(Dataset entries)
+++

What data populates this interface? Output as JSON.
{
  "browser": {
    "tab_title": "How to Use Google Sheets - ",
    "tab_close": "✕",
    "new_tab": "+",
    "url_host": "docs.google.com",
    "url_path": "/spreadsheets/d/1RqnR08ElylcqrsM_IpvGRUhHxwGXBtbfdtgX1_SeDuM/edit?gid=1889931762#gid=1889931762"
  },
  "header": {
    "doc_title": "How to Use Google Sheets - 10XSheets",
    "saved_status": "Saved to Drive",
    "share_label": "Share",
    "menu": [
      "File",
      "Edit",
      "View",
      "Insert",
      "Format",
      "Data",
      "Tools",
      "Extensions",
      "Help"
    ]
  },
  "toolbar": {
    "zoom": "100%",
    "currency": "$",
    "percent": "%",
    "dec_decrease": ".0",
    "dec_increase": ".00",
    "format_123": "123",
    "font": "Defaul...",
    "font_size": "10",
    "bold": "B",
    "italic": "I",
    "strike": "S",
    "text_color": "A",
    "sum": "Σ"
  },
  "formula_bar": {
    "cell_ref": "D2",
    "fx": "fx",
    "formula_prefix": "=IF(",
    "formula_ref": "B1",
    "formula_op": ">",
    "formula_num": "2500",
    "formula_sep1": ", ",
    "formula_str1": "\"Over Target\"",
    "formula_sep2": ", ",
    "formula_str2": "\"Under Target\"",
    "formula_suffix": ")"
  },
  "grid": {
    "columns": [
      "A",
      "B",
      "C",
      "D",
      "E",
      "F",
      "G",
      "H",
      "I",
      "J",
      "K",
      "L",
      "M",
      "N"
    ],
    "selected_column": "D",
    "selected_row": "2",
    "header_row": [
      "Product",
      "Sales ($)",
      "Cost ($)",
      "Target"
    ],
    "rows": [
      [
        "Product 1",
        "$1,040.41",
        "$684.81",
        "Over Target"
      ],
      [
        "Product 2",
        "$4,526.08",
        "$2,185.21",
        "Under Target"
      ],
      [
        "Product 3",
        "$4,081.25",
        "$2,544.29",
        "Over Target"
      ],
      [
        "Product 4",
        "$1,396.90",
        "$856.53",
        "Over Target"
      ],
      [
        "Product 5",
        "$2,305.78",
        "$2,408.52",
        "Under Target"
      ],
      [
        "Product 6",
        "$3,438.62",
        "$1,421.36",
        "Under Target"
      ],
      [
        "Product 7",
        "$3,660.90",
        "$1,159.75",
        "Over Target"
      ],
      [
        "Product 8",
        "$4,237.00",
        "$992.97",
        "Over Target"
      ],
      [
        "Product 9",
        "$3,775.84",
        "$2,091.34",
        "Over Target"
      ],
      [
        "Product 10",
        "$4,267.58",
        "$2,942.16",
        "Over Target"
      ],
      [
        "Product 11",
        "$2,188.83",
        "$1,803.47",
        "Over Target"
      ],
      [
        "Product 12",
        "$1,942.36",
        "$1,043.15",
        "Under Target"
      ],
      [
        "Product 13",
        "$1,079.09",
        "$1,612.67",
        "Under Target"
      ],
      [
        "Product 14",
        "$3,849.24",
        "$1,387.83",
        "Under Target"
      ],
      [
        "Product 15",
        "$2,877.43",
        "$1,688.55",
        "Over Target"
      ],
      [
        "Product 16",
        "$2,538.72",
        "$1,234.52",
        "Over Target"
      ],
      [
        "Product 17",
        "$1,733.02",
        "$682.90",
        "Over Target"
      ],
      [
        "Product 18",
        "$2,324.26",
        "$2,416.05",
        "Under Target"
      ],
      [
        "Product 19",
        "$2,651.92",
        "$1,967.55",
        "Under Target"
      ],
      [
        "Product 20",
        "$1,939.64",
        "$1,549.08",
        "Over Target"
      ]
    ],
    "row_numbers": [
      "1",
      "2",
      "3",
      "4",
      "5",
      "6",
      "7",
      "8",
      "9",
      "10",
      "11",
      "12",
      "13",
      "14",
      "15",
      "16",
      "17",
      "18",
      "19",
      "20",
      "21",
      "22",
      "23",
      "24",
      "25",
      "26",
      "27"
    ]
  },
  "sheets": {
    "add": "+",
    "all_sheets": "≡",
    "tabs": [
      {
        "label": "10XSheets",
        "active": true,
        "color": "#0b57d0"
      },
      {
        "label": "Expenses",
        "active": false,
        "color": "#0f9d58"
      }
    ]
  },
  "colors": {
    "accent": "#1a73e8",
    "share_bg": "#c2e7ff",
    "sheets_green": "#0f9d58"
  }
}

+++

** Written instruction **
All of the material must be reproduced exactly.

** Exercise answer **
What data populates this interface? Output as JSON.
{
  "browser": {
    "tab_title": "How to Use Google Sheets - ",
    "tab_close": "✕",
    "new_tab": "+",
    "url_host": "docs.google.com",
    "url_path": "/spreadsheets/d/1RqnR08ElylcqrsM_IpvGRUhHxwGXBtbfdtgX1_SeDuM/edit?gid=1889931762#gid=1889931762"
  },
  "header": {
    "doc_title": "How to Use Google Sheets - 10XSheets",
    "saved_status": "Saved to Drive",
    "share_label": "Share",
    "menu": [
      "File",
      "Edit",
      "View",
      "Insert",
      "Format",
      "Data",
      "Tools",
      "Extensions",
      "Help"
    ]
  },
  "toolbar": {
    "zoom": "100%",
    "currency": "$",
    "percent": "%",
    "dec_decrease": ".0",
    "dec_increase": ".00",
    "format_123": "123",
    "font": "Defaul...",
    "font_size": "10",
    "bold": "B",
    "italic": "I",
    "strike": "S",
    "text_color": "A",
    "sum": "Σ"
  },
  "formula_bar": {
    "cell_ref": "D2",
    "fx": "fx",
    "formula_prefix": "=IF(",
    "formula_ref": "B1",
    "formula_op": ">",
    "formula_num": "2500",
    "formula_sep1": ", ",
    "formula_str1": "\"Over Target\"",
    "formula_sep2": ", ",
    "formula_str2": "\"Under Target\"",
    "formula_suffix": ")"
  },
  "grid": {
    "columns": [
      "A",
      "B",
      "C",
      "D",
      "E",
      "F",
      "G",
      "H",
      "I",
      "J",
      "K",
      "L",
      "M",
      "N"
    ],
    "selected_column": "D",
    "selected_row": "2",
    "header_row": [
      "Product",
      "Sales ($)",
      "Cost ($)",
      "Target"
    ],
    "rows": [
      [
        "Product 1",
        "$1,040.41",
        "$684.81",
        "Over Target"
      ],
      [
        "Product 2",
        "$4,526.08",
        "$2,185.21",
        "Under Target"
      ],
      [
        "Product 3",
        "$4,081.25",
        "$2,544.29",
        "Over Target"
      ],
      [
        "Product 4",
        "$1,396.90",
        "$856.53",
        "Over Target"
      ],
      [
        "Product 5",
        "$2,305.78",
        "$2,408.52",
        "Under Target"
      ],
      [
        "Product 6",
        "$3,438.62",
        "$1,421.36",
        "Under Target"
      ],
      [
        "Product 7",
        "$3,660.90",
        "$1,159.75",
        "Over Target"
      ],
      [
        "Product 8",
        "$4,237.00",
        "$992.97",
        "Over Target"
      ],
      [
        "Product 9",
        "$3,775.84",
        "$2,091.34",
        "Over Target"
      ],
      [
        "Product 10",
        "$4,267.58",
        "$2,942.16",
        "Over Target"
      ],
      [
        "Product 11",
        "$2,188.83",
        "$1,803.47",
        "Over Target"
      ],
      [
        "Product 12",
        "$1,942.36",
        "$1,043.15",
        "Under Target"
      ],
      [
        "Product 13",
        "$1,079.09",
        "$1,612.67",
        "Under Target"
      ],
      [
        "Product 14",
        "$3,849.24",
        "$1,387.83",
        "Under Target"
      ],
      [
        "Product 15",
        "$2,877.43",
        "$1,688.55",
        "Over Target"
      ],
      [
        "Product 16",
        "$2,538.72",
        "$1,234.52",
        "Over Target"
      ],
      [
        "Product 17",
        "$1,733.02",
        "$682.90",
        "Over Target"
      ],
      [
        "Product 18",
        "$2,324.26",
        "$2,416.05",
        "Under Target"
      ],
      [
        "Product 19",
        "$2,651.92",
        "$1,967.55",
        "Under Target"
      ],
      [
        "Product 20",
        "$1,939.64",
        "$1,549.08",
        "Over Target"
      ]
    ],
    "row_numbers": [
      "1",
      "2",
      "3",
      "4",
      "5",
      "6",
      "7",
      "8",
      "9",
      "10",
      "11",
      "12",
      "13",
      "14",
      "15",
      "16",
      "17",
      "18",
      "19",
      "20",
      "21",
      "22",
      "23",
      "24",
      "25",
      "26",
      "27"
    ]
  },
  "sheets": {
    "add": "+",
    "all_sheets": "≡",
    "tabs": [
      {
        "label": "10XSheets",
        "active": true,
        "color": "#0b57d0"
      },
      {
        "label": "Expenses",
        "active": false,
        "color": "#0f9d58"
      }
    ]
  },
  "colors": {
    "accent": "#1a73e8",
    "share_bg": "#c2e7ff",
    "sheets_green": "#0f9d58"
  }
}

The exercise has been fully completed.